-- start Given information --

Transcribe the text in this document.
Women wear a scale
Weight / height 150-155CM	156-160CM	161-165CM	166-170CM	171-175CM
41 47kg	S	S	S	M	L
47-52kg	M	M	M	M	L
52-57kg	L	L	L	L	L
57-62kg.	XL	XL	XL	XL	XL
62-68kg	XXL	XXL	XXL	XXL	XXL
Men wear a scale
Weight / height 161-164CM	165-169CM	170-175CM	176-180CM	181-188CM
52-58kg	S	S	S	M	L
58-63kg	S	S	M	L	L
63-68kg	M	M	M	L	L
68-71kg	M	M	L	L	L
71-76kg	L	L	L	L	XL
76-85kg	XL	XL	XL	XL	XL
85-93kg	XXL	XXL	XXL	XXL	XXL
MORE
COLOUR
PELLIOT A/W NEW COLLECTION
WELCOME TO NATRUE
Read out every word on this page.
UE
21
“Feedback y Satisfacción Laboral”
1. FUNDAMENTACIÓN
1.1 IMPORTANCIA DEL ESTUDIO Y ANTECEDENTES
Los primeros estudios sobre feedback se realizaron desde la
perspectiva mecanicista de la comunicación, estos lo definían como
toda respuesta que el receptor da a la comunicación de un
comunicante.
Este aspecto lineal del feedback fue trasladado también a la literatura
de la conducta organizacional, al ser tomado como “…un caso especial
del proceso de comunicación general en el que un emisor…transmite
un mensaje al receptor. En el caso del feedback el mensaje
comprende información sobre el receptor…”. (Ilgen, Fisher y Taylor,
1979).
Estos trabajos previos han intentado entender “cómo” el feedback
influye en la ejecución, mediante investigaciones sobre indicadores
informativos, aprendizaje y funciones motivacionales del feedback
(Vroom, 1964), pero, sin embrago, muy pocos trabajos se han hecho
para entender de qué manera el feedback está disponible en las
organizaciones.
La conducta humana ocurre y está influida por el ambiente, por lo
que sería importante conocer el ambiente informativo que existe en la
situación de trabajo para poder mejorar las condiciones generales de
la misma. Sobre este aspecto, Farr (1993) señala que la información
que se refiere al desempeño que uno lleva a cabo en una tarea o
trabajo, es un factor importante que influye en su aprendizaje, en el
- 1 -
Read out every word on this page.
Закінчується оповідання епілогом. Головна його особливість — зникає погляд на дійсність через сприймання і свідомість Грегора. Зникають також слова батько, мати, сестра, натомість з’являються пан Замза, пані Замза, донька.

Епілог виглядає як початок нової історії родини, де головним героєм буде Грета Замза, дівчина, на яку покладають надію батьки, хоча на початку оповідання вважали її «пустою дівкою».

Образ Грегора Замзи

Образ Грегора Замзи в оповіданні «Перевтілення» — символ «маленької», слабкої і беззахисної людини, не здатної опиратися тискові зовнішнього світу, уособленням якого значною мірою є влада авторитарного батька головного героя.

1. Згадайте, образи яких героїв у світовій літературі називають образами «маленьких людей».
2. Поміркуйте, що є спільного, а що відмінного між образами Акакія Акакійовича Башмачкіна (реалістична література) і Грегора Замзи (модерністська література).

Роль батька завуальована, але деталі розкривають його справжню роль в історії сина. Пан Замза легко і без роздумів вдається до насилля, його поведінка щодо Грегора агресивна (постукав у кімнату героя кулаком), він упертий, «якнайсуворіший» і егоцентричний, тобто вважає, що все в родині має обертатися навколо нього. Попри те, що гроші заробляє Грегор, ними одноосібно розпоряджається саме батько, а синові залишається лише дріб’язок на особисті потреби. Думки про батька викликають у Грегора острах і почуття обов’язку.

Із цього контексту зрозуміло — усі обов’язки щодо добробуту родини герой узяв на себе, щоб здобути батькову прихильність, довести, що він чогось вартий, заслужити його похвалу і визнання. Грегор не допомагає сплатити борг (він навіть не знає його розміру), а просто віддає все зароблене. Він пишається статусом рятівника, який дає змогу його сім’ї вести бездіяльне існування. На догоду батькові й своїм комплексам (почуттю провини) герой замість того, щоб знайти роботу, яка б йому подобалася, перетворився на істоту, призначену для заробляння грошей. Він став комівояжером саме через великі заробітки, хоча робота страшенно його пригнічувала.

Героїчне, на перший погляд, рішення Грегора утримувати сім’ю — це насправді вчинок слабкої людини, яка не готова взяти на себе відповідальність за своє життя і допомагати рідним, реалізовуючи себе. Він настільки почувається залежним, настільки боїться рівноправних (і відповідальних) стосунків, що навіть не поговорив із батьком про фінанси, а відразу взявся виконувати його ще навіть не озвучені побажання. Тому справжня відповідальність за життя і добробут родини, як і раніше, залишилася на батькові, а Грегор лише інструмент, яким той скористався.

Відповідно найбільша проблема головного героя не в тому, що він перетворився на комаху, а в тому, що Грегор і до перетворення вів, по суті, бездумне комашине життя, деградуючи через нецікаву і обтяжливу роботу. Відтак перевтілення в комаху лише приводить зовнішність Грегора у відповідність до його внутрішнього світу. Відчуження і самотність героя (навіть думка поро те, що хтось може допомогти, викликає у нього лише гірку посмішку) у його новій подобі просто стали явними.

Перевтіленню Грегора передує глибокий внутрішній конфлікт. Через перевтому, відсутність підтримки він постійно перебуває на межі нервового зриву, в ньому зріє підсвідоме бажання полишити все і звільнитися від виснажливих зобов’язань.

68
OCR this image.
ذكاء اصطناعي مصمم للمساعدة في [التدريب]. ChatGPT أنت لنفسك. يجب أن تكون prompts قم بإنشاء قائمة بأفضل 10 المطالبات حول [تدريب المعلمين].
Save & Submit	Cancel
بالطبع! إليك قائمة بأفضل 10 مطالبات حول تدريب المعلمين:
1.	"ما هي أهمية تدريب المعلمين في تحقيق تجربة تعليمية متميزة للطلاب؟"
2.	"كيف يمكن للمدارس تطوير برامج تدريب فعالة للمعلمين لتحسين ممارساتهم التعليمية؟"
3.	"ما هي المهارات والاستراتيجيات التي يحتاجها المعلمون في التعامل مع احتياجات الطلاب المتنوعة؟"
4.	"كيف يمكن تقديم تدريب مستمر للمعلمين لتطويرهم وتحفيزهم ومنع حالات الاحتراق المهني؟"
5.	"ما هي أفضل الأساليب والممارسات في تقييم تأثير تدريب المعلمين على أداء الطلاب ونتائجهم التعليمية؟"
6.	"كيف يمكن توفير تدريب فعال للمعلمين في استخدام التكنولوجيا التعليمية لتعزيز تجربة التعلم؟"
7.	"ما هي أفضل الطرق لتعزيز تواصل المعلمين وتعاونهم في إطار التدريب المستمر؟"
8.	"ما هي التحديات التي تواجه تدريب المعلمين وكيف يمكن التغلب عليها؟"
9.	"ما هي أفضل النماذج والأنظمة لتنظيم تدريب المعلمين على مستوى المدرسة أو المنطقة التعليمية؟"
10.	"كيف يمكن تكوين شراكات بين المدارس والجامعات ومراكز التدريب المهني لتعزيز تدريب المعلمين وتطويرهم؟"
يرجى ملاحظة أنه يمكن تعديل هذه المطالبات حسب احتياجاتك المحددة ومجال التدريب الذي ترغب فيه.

-- end Given information --

Look over the listing. Pull out every line with the string "قائمة" in it.

ذكاء اصطناعي مصمم للمساعدة في [التدريب]. ChatGPT أنت لنفسك. يجب أن تكون prompts قم بإنشاء قائمة بأفضل 10 المطالبات حول [تدريب المعلمين].
بالطبع! إليك قائمة بأفضل 10 مطالبات حول تدريب المعلمين:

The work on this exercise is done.